WORK INSTRUCTIONS | Extract every line from the records below that contains the word "email".

>> BEGIN EXERCISE INPUTS

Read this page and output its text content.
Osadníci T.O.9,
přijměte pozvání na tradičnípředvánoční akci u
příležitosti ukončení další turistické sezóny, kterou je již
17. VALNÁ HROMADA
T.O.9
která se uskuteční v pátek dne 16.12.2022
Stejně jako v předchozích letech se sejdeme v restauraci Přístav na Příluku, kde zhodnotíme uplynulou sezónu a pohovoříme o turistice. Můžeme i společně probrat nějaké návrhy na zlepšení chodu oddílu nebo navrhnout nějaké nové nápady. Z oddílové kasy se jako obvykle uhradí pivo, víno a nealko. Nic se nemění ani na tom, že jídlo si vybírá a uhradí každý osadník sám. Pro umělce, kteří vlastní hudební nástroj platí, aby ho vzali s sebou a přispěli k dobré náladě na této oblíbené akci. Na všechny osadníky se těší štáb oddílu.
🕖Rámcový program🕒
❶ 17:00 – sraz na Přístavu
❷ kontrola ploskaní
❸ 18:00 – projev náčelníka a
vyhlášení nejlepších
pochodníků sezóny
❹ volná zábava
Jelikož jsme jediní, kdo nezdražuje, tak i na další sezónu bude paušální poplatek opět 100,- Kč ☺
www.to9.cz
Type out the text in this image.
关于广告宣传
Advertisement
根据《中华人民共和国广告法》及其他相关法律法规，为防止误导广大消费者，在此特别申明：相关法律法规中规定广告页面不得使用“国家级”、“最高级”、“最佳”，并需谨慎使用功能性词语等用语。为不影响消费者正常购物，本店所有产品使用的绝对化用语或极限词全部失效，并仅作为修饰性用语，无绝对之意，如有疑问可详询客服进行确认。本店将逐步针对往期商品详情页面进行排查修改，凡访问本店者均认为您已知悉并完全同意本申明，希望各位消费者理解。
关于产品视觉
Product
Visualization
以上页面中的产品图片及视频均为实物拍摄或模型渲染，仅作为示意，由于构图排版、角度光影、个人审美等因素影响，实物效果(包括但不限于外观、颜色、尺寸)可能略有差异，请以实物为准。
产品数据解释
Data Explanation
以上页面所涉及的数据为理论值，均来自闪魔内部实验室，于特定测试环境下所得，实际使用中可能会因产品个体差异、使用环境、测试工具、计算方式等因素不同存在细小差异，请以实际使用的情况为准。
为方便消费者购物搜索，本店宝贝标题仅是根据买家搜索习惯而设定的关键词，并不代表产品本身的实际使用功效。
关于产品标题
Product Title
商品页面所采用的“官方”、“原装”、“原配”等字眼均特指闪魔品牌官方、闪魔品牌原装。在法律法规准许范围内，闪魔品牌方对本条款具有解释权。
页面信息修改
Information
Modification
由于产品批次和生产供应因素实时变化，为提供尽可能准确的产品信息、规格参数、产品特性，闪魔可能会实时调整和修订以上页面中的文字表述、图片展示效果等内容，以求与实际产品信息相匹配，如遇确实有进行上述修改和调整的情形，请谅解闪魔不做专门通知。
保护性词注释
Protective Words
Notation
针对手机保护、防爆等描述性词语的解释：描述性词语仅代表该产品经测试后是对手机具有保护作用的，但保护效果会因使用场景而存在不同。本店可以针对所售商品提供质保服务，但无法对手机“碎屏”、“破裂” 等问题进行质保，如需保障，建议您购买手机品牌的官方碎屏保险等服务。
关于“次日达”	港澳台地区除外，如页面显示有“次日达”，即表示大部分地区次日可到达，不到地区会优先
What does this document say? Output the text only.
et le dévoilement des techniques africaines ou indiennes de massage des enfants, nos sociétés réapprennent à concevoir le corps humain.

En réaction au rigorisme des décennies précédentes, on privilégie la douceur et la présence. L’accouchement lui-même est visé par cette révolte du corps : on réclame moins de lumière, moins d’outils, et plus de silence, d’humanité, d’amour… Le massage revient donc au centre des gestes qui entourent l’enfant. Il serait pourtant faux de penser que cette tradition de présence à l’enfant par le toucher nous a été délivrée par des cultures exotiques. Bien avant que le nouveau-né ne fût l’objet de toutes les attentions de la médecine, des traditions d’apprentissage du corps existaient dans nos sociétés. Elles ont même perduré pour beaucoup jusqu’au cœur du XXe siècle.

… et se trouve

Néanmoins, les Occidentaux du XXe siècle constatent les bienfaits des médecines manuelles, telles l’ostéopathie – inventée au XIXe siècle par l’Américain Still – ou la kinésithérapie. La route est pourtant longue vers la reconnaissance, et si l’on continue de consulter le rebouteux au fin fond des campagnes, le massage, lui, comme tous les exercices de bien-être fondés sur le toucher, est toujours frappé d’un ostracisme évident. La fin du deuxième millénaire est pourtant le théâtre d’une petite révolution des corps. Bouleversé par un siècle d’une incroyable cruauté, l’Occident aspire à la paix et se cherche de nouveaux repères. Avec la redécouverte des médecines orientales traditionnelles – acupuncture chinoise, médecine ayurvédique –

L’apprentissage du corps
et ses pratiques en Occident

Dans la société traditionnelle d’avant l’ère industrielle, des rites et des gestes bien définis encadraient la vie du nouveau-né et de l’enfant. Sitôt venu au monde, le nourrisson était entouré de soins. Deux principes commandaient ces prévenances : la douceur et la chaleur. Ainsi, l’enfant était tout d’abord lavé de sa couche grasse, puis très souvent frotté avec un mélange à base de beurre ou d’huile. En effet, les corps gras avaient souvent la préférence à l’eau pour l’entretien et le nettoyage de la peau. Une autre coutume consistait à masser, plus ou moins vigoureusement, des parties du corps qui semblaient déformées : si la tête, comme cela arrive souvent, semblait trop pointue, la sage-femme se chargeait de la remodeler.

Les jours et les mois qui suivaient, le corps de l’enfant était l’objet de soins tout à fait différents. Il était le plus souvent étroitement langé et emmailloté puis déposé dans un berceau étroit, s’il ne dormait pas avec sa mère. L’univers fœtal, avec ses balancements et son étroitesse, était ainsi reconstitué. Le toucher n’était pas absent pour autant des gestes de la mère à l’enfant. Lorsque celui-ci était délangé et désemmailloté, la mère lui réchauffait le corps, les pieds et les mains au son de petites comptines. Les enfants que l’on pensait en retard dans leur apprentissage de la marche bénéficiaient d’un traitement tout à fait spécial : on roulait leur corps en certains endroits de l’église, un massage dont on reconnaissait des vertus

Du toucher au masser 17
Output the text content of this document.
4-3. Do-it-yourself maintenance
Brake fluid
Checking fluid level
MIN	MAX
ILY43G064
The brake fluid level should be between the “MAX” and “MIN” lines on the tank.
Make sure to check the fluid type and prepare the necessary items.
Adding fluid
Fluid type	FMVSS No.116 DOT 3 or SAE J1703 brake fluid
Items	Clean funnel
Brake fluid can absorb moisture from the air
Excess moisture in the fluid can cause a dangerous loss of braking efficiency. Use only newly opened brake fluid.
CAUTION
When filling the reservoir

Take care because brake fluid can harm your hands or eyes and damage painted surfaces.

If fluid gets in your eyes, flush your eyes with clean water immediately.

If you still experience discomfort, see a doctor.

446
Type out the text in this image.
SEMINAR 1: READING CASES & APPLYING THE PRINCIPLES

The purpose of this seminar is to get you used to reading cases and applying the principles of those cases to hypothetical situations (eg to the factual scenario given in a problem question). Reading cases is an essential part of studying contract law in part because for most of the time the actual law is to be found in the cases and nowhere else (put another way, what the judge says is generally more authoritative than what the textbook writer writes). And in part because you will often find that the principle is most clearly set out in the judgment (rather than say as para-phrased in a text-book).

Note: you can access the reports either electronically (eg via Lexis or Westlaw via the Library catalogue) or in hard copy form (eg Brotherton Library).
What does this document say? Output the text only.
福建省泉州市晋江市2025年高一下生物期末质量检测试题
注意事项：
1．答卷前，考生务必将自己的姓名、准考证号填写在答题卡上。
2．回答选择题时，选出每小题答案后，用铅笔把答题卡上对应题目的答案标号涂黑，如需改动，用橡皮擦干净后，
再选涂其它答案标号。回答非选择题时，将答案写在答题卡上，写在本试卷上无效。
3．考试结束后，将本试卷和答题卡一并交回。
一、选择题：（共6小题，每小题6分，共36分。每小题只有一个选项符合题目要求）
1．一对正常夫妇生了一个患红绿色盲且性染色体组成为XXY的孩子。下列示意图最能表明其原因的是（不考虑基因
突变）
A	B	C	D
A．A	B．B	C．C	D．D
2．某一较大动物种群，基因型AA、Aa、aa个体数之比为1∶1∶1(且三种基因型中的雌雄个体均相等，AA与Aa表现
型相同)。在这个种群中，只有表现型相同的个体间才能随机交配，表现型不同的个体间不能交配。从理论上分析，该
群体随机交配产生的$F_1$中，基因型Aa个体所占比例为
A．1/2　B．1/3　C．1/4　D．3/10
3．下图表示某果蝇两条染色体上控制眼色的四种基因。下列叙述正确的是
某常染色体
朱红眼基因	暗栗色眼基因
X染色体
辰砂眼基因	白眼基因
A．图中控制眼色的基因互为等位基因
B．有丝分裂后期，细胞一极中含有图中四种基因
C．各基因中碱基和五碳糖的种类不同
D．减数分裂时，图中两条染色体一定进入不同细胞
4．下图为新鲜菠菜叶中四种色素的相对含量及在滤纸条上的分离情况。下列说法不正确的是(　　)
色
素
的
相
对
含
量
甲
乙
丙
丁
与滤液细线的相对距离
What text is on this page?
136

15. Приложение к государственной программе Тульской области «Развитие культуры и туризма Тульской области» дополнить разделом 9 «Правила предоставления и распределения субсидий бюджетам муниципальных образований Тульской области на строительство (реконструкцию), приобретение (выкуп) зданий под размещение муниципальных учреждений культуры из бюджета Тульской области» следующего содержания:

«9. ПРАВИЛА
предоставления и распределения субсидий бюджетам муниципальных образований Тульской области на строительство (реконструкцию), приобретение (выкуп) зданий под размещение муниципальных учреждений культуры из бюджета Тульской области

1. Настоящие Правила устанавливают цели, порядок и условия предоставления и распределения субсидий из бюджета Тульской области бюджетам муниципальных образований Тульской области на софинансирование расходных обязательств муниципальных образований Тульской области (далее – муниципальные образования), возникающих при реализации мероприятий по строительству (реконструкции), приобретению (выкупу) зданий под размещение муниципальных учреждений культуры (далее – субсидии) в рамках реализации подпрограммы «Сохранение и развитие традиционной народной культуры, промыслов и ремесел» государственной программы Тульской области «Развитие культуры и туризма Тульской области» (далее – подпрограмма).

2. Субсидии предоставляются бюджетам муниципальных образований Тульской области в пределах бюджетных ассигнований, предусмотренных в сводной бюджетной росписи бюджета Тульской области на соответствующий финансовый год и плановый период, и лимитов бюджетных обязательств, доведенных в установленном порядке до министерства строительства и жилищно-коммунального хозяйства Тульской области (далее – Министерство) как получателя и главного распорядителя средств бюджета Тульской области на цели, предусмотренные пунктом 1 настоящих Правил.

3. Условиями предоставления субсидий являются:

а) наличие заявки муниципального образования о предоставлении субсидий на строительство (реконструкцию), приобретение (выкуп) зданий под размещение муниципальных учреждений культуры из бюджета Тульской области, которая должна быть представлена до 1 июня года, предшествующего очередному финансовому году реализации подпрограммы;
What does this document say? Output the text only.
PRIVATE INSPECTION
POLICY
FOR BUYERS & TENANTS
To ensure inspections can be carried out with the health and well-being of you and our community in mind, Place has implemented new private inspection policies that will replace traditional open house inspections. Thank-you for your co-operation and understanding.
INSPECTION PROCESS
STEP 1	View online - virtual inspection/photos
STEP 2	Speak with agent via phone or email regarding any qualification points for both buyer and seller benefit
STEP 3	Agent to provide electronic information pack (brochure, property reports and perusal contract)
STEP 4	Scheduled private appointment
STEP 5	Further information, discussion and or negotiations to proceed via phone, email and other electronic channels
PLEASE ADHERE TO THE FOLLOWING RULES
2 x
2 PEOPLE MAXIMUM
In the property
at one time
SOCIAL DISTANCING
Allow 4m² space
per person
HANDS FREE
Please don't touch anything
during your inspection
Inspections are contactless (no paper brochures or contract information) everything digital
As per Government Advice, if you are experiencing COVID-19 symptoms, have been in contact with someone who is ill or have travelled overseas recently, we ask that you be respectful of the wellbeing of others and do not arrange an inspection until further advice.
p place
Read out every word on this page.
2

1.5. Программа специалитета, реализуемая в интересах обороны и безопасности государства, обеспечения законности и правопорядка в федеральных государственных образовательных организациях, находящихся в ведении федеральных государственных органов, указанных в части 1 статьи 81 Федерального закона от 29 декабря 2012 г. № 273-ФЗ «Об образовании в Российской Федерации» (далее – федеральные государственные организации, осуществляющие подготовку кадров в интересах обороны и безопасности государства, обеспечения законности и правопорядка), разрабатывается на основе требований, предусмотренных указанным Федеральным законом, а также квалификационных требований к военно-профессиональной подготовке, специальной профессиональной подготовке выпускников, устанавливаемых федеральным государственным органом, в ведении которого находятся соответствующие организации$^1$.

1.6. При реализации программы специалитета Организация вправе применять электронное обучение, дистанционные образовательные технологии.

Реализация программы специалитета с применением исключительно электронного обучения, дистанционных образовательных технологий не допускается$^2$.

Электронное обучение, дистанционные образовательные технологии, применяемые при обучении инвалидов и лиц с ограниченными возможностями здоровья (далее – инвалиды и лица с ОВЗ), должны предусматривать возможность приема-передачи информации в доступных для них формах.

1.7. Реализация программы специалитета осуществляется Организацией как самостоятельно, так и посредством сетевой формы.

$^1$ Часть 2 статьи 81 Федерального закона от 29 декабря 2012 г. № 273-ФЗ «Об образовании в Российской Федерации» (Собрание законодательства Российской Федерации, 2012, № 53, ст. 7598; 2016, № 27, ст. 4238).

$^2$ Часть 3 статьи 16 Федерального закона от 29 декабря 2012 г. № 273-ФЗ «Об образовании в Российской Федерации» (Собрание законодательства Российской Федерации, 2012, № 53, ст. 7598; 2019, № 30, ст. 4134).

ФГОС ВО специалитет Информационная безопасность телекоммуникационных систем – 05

>> END EXERCISE INPUTS

FULL OUTPUT |
STEP 2	Speak with agent via phone or email regarding any qualification points for both buyer and seller benefit
STEP 5	Further information, discussion and or negotiations to proceed via phone, email and other electronic channels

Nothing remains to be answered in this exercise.